### DATA LINES ###

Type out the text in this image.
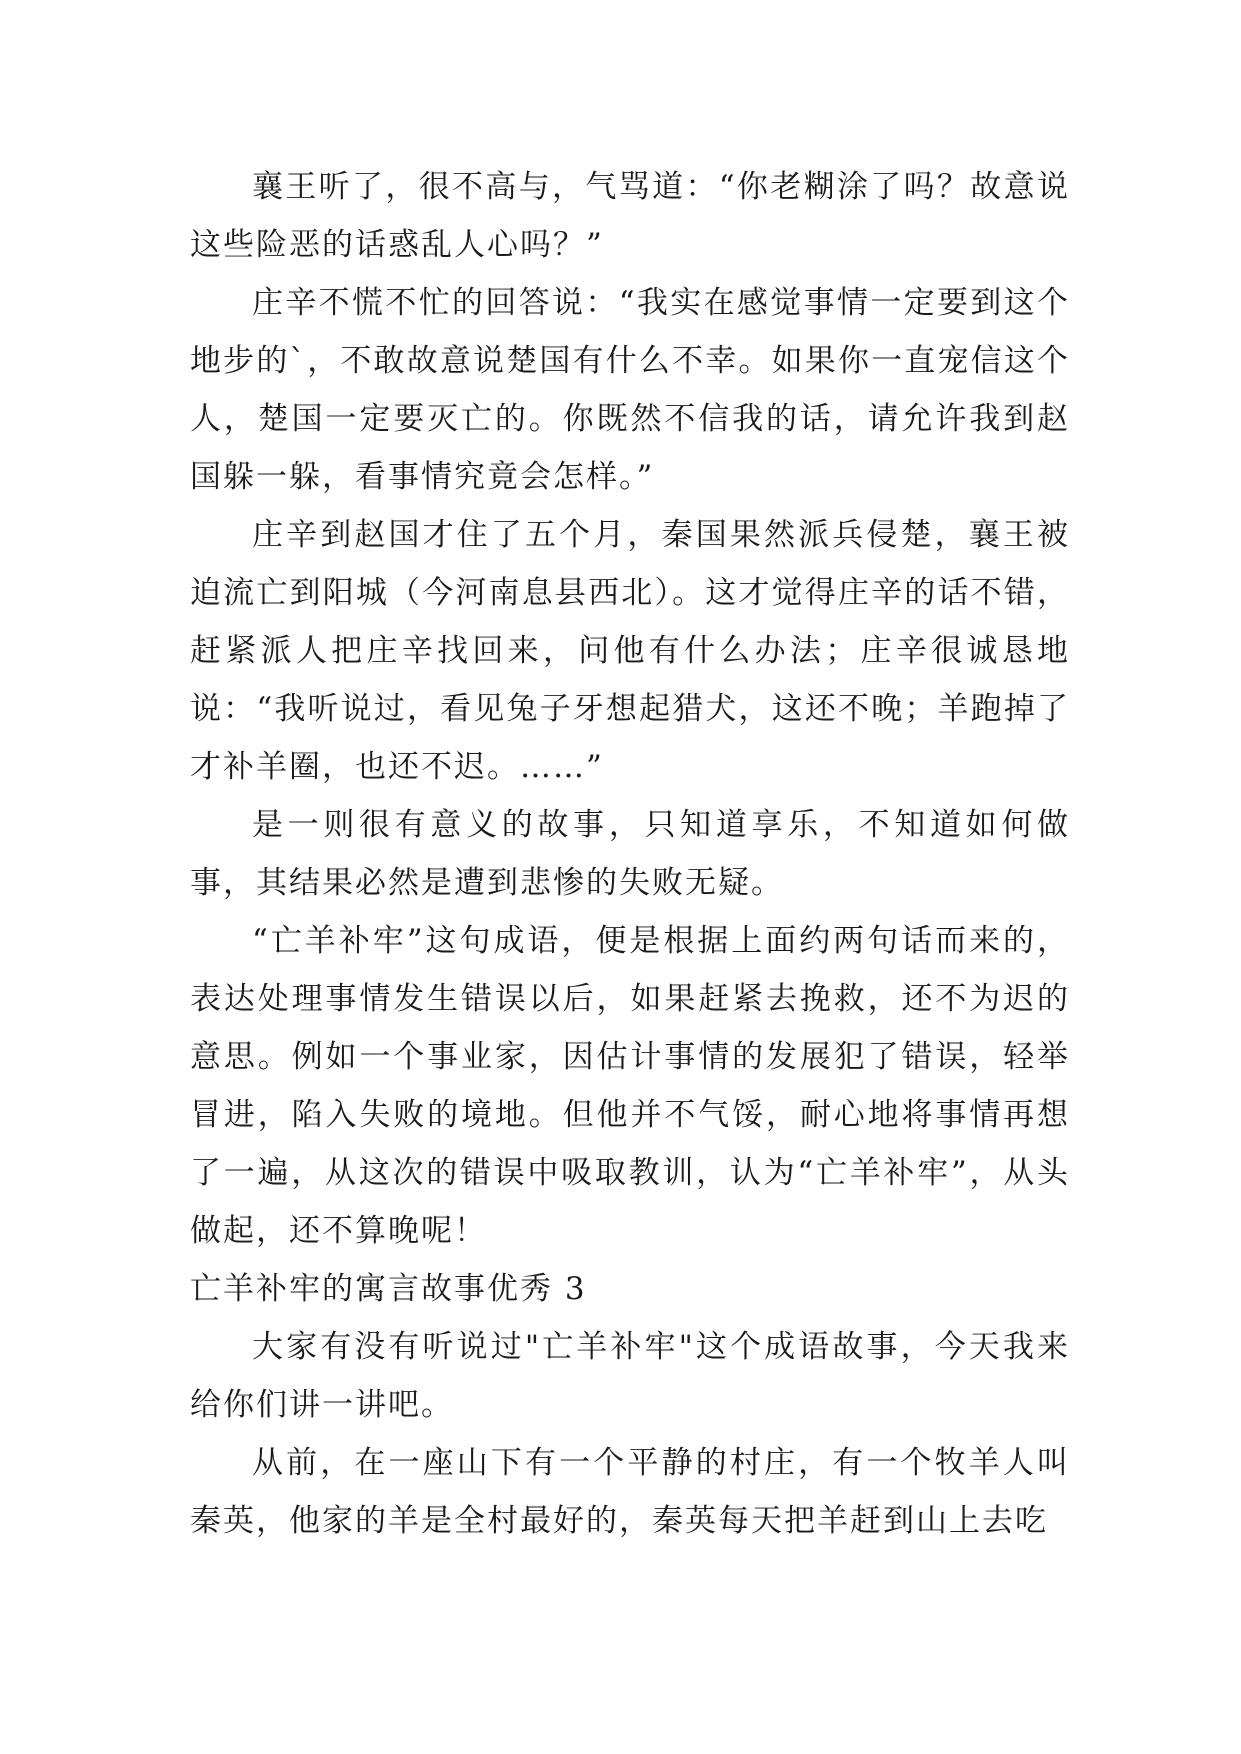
襄王听了，很不高与，气骂道：“你老糊涂了吗？故意说这些险恶的话惑乱人心吗？”

庄辛不慌不忙的回答说：“我实在感觉事情一定要到这个地步的`，不敢故意说楚国有什么不幸。如果你一直宠信这个人，楚国一定要灭亡的。你既然不信我的话，请允许我到赵国躲一躲，看事情究竟会怎样。”

庄辛到赵国才住了五个月，秦国果然派兵侵楚，襄王被迫流亡到阳城（今河南息县西北）。这才觉得庄辛的话不错，赶紧派人把庄辛找回来，问他有什么办法；庄辛很诚恳地说：“我听说过，看见兔子牙想起猎犬，这还不晚；羊跑掉了才补羊圈，也还不迟。……”

是一则很有意义的故事，只知道享乐，不知道如何做事，其结果必然是遭到悲惨的失败无疑。

“亡羊补牢”这句成语，便是根据上面约两句话而来的，表达处理事情发生错误以后，如果赶紧去挽救，还不为迟的意思。例如一个事业家，因估计事情的发展犯了错误，轻举冒进，陷入失败的境地。但他并不气馁，耐心地将事情再想了一遍，从这次的错误中吸取教训，认为“亡羊补牢”，从头做起，还不算晚呢！

亡羊补牢的寓言故事优秀 3

大家有没有听说过"亡羊补牢"这个成语故事，今天我来给你们讲一讲吧。

从前，在一座山下有一个平静的村庄，有一个牧羊人叫秦英，他家的羊是全村最好的，秦英每天把羊赶到山上去吃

###

WHAT THE TASK ASKS
Repeat the data in full and exactly. Omit pictures.

REPLY
Type out the text in this image.
襄王听了，很不高与，气骂道：“你老糊涂了吗？故意说这些险恶的话惑乱人心吗？”

庄辛不慌不忙的回答说：“我实在感觉事情一定要到这个地步的`，不敢故意说楚国有什么不幸。如果你一直宠信这个人，楚国一定要灭亡的。你既然不信我的话，请允许我到赵国躲一躲，看事情究竟会怎样。”

庄辛到赵国才住了五个月，秦国果然派兵侵楚，襄王被迫流亡到阳城（今河南息县西北）。这才觉得庄辛的话不错，赶紧派人把庄辛找回来，问他有什么办法；庄辛很诚恳地说：“我听说过，看见兔子牙想起猎犬，这还不晚；羊跑掉了才补羊圈，也还不迟。……”

是一则很有意义的故事，只知道享乐，不知道如何做事，其结果必然是遭到悲惨的失败无疑。

“亡羊补牢”这句成语，便是根据上面约两句话而来的，表达处理事情发生错误以后，如果赶紧去挽救，还不为迟的意思。例如一个事业家，因估计事情的发展犯了错误，轻举冒进，陷入失败的境地。但他并不气馁，耐心地将事情再想了一遍，从这次的错误中吸取教训，认为“亡羊补牢”，从头做起，还不算晚呢！

亡羊补牢的寓言故事优秀 3

大家有没有听说过"亡羊补牢"这个成语故事，今天我来给你们讲一讲吧。

从前，在一座山下有一个平静的村庄，有一个牧羊人叫秦英，他家的羊是全村最好的，秦英每天把羊赶到山上去吃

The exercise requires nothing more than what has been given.